Assigned task:
Each entry needs to be given again, character for character.

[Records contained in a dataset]
■ ■ ■

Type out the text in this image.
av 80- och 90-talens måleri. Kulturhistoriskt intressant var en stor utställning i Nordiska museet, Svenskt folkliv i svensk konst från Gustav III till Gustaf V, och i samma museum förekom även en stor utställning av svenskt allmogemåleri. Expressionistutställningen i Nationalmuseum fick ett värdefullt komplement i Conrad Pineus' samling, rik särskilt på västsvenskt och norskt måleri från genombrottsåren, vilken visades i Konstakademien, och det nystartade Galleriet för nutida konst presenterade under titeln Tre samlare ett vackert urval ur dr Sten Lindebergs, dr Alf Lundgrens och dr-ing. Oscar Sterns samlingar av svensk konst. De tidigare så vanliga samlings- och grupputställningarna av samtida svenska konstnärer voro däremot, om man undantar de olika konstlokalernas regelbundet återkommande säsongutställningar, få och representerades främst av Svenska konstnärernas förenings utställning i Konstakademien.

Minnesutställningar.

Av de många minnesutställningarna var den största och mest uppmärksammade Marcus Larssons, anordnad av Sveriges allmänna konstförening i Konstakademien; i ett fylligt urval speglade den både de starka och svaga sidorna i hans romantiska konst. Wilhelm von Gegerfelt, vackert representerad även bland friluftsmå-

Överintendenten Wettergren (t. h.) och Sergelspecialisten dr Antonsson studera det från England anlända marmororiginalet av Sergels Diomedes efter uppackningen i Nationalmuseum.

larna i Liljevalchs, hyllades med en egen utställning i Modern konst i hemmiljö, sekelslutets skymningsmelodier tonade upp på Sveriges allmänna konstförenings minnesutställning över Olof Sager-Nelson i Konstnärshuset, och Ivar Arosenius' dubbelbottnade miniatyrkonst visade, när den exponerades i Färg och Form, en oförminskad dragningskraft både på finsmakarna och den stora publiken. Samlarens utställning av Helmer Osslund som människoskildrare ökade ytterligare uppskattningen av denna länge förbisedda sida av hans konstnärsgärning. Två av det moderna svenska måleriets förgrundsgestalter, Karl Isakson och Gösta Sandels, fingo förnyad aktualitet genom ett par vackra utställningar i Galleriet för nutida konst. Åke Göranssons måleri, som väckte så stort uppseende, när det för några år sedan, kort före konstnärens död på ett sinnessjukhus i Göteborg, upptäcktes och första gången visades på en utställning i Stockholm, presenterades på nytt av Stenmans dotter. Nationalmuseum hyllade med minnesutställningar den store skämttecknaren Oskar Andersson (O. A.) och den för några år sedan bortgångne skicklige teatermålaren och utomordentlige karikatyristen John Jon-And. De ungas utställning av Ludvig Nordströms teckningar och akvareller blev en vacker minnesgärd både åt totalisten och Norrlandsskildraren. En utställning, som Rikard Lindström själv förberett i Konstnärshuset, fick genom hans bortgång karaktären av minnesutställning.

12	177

■ ■ ■

Result below:
Type out the text in this image.
av 80- och 90-talens måleri. Kulturhistoriskt intressant var en stor utställning i Nordiska museet, Svenskt folkliv i svensk konst från Gustav III till Gustaf V, och i samma museum förekom även en stor utställning av svenskt allmogemåleri. Expressionistutställningen i Nationalmuseum fick ett värdefullt komplement i Conrad Pineus' samling, rik särskilt på västsvenskt och norskt måleri från genombrottsåren, vilken visades i Konstakademien, och det nystartade Galleriet för nutida konst presenterade under titeln Tre samlare ett vackert urval ur dr Sten Lindebergs, dr Alf Lundgrens och dr-ing. Oscar Sterns samlingar av svensk konst. De tidigare så vanliga samlings- och grupputställningarna av samtida svenska konstnärer voro däremot, om man undantar de olika konstlokalernas regelbundet återkommande säsongutställningar, få och representerades främst av Svenska konstnärernas förenings utställning i Konstakademien.

Minnesutställningar.

Av de många minnesutställningarna var den största och mest uppmärksammade Marcus Larssons, anordnad av Sveriges allmänna konstförening i Konstakademien; i ett fylligt urval speglade den både de starka och svaga sidorna i hans romantiska konst. Wilhelm von Gegerfelt, vackert representerad även bland friluftsmå-

Överintendenten Wettergren (t. h.) och Sergelspecialisten dr Antonsson studera det från England anlända marmororiginalet av Sergels Diomedes efter uppackningen i Nationalmuseum.

larna i Liljevalchs, hyllades med en egen utställning i Modern konst i hemmiljö, sekelslutets skymningsmelodier tonade upp på Sveriges allmänna konstförenings minnesutställning över Olof Sager-Nelson i Konstnärshuset, och Ivar Arosenius' dubbelbottnade miniatyrkonst visade, när den exponerades i Färg och Form, en oförminskad dragningskraft både på finsmakarna och den stora publiken. Samlarens utställning av Helmer Osslund som människoskildrare ökade ytterligare uppskattningen av denna länge förbisedda sida av hans konstnärsgärning. Två av det moderna svenska måleriets förgrundsgestalter, Karl Isakson och Gösta Sandels, fingo förnyad aktualitet genom ett par vackra utställningar i Galleriet för nutida konst. Åke Göranssons måleri, som väckte så stort uppseende, när det för några år sedan, kort före konstnärens död på ett sinnessjukhus i Göteborg, upptäcktes och första gången visades på en utställning i Stockholm, presenterades på nytt av Stenmans dotter. Nationalmuseum hyllade med minnesutställningar den store skämttecknaren Oskar Andersson (O. A.) och den för några år sedan bortgångne skicklige teatermålaren och utomordentlige karikatyristen John Jon-And. De ungas utställning av Ludvig Nordströms teckningar och akvareller blev en vacker minnesgärd både åt totalisten och Norrlandsskildraren. En utställning, som Rikard Lindström själv förberett i Konstnärshuset, fick genom hans bortgång karaktären av minnesutställning.

12	177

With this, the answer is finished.